** begin Excerpted records **

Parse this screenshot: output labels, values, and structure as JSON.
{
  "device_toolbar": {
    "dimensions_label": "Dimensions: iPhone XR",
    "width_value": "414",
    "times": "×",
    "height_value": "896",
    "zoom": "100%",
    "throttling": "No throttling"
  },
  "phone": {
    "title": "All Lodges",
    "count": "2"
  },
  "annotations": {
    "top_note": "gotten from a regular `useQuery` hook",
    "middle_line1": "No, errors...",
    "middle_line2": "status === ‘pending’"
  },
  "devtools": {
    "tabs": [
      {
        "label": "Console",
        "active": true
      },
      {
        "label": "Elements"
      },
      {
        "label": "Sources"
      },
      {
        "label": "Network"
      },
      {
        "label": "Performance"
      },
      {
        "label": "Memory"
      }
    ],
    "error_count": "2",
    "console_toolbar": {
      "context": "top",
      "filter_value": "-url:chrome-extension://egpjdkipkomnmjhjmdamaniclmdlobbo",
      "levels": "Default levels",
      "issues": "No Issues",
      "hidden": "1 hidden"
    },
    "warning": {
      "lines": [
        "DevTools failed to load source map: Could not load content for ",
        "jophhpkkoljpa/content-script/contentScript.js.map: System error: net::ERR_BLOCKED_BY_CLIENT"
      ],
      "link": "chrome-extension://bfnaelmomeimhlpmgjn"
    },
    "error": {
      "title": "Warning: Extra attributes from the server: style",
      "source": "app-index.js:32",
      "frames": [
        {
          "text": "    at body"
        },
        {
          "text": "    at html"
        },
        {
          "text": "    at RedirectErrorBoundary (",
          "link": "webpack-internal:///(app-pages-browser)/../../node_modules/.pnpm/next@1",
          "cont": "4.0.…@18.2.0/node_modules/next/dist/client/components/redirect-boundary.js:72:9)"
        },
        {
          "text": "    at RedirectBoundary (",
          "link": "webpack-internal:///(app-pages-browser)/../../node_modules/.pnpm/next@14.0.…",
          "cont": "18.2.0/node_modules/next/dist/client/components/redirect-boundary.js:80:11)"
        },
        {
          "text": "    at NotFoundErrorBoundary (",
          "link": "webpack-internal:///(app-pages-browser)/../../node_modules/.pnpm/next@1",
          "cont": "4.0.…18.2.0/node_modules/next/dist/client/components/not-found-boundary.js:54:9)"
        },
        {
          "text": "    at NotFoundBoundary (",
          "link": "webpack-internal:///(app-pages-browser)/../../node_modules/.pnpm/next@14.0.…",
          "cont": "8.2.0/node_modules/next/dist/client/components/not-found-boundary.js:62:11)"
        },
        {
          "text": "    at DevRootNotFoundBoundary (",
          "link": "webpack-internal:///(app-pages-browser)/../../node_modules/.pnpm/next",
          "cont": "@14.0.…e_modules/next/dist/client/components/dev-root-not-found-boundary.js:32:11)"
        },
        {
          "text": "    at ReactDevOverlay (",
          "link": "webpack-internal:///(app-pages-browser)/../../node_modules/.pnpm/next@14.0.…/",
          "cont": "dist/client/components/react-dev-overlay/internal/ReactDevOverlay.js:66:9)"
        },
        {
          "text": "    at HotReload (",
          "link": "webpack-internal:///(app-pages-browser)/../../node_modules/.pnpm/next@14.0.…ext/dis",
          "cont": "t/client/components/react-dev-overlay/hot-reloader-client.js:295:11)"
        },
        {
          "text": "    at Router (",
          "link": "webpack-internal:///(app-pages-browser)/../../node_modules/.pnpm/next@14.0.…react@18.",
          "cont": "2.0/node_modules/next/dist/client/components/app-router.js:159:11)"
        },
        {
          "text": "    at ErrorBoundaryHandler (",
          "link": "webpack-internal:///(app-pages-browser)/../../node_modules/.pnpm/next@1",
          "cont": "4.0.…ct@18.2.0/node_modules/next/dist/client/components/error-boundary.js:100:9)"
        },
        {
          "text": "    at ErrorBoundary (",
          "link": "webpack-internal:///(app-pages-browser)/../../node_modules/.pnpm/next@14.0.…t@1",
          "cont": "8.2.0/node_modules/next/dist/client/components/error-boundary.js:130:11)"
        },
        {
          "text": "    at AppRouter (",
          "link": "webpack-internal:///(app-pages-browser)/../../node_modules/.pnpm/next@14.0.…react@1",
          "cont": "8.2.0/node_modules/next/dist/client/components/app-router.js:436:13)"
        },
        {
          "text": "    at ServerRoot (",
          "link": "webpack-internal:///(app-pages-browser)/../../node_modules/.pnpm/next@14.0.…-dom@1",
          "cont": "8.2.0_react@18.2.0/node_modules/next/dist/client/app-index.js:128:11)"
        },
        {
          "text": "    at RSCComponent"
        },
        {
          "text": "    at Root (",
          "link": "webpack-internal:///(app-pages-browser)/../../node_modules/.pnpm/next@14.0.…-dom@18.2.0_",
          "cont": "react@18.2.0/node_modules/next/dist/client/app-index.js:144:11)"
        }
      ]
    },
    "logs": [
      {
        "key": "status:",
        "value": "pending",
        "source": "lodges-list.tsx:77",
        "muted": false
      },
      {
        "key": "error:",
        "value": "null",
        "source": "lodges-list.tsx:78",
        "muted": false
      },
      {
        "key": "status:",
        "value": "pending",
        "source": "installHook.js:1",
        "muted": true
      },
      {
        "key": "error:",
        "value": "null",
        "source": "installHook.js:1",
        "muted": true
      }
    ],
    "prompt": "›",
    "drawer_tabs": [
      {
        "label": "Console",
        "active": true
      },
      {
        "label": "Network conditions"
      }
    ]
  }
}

** end Excerpted records **

=== Exercise aim ===
Please reproduce every line of the material word for word.

=== Response below ===
Parse this screenshot: output labels, values, and structure as JSON.
{
  "device_toolbar": {
    "dimensions_label": "Dimensions: iPhone XR",
    "width_value": "414",
    "times": "×",
    "height_value": "896",
    "zoom": "100%",
    "throttling": "No throttling"
  },
  "phone": {
    "title": "All Lodges",
    "count": "2"
  },
  "annotations": {
    "top_note": "gotten from a regular `useQuery` hook",
    "middle_line1": "No, errors...",
    "middle_line2": "status === ‘pending’"
  },
  "devtools": {
    "tabs": [
      {
        "label": "Console",
        "active": true
      },
      {
        "label": "Elements"
      },
      {
        "label": "Sources"
      },
      {
        "label": "Network"
      },
      {
        "label": "Performance"
      },
      {
        "label": "Memory"
      }
    ],
    "error_count": "2",
    "console_toolbar": {
      "context": "top",
      "filter_value": "-url:chrome-extension://egpjdkipkomnmjhjmdamaniclmdlobbo",
      "levels": "Default levels",
      "issues": "No Issues",
      "hidden": "1 hidden"
    },
    "warning": {
      "lines": [
        "DevTools failed to load source map: Could not load content for ",
        "jophhpkkoljpa/content-script/contentScript.js.map: System error: net::ERR_BLOCKED_BY_CLIENT"
      ],
      "link": "chrome-extension://bfnaelmomeimhlpmgjn"
    },
    "error": {
      "title": "Warning: Extra attributes from the server: style",
      "source": "app-index.js:32",
      "frames": [
        {
          "text": "    at body"
        },
        {
          "text": "    at html"
        },
        {
          "text": "    at RedirectErrorBoundary (",
          "link": "webpack-internal:///(app-pages-browser)/../../node_modules/.pnpm/next@1",
          "cont": "4.0.…@18.2.0/node_modules/next/dist/client/components/redirect-boundary.js:72:9)"
        },
        {
          "text": "    at RedirectBoundary (",
          "link": "webpack-internal:///(app-pages-browser)/../../node_modules/.pnpm/next@14.0.…",
          "cont": "18.2.0/node_modules/next/dist/client/components/redirect-boundary.js:80:11)"
        },
        {
          "text": "    at NotFoundErrorBoundary (",
          "link": "webpack-internal:///(app-pages-browser)/../../node_modules/.pnpm/next@1",
          "cont": "4.0.…18.2.0/node_modules/next/dist/client/components/not-found-boundary.js:54:9)"
        },
        {
          "text": "    at NotFoundBoundary (",
          "link": "webpack-internal:///(app-pages-browser)/../../node_modules/.pnpm/next@14.0.…",
          "cont": "8.2.0/node_modules/next/dist/client/components/not-found-boundary.js:62:11)"
        },
        {
          "text": "    at DevRootNotFoundBoundary (",
          "link": "webpack-internal:///(app-pages-browser)/../../node_modules/.pnpm/next",
          "cont": "@14.0.…e_modules/next/dist/client/components/dev-root-not-found-boundary.js:32:11)"
        },
        {
          "text": "    at ReactDevOverlay (",
          "link": "webpack-internal:///(app-pages-browser)/../../node_modules/.pnpm/next@14.0.…/",
          "cont": "dist/client/components/react-dev-overlay/internal/ReactDevOverlay.js:66:9)"
        },
        {
          "text": "    at HotReload (",
          "link": "webpack-internal:///(app-pages-browser)/../../node_modules/.pnpm/next@14.0.…ext/dis",
          "cont": "t/client/components/react-dev-overlay/hot-reloader-client.js:295:11)"
        },
        {
          "text": "    at Router (",
          "link": "webpack-internal:///(app-pages-browser)/../../node_modules/.pnpm/next@14.0.…react@18.",
          "cont": "2.0/node_modules/next/dist/client/components/app-router.js:159:11)"
        },
        {
          "text": "    at ErrorBoundaryHandler (",
          "link": "webpack-internal:///(app-pages-browser)/../../node_modules/.pnpm/next@1",
          "cont": "4.0.…ct@18.2.0/node_modules/next/dist/client/components/error-boundary.js:100:9)"
        },
        {
          "text": "    at ErrorBoundary (",
          "link": "webpack-internal:///(app-pages-browser)/../../node_modules/.pnpm/next@14.0.…t@1",
          "cont": "8.2.0/node_modules/next/dist/client/components/error-boundary.js:130:11)"
        },
        {
          "text": "    at AppRouter (",
          "link": "webpack-internal:///(app-pages-browser)/../../node_modules/.pnpm/next@14.0.…react@1",
          "cont": "8.2.0/node_modules/next/dist/client/components/app-router.js:436:13)"
        },
        {
          "text": "    at ServerRoot (",
          "link": "webpack-internal:///(app-pages-browser)/../../node_modules/.pnpm/next@14.0.…-dom@1",
          "cont": "8.2.0_react@18.2.0/node_modules/next/dist/client/app-index.js:128:11)"
        },
        {
          "text": "    at RSCComponent"
        },
        {
          "text": "    at Root (",
          "link": "webpack-internal:///(app-pages-browser)/../../node_modules/.pnpm/next@14.0.…-dom@18.2.0_",
          "cont": "react@18.2.0/node_modules/next/dist/client/app-index.js:144:11)"
        }
      ]
    },
    "logs": [
      {
        "key": "status:",
        "value": "pending",
        "source": "lodges-list.tsx:77",
        "muted": false
      },
      {
        "key": "error:",
        "value": "null",
        "source": "lodges-list.tsx:78",
        "muted": false
      },
      {
        "key": "status:",
        "value": "pending",
        "source": "installHook.js:1",
        "muted": true
      },
      {
        "key": "error:",
        "value": "null",
        "source": "installHook.js:1",
        "muted": true
      }
    ],
    "prompt": "›",
    "drawer_tabs": [
      {
        "label": "Console",
        "active": true
      },
      {
        "label": "Network conditions"
      }
    ]
  }
}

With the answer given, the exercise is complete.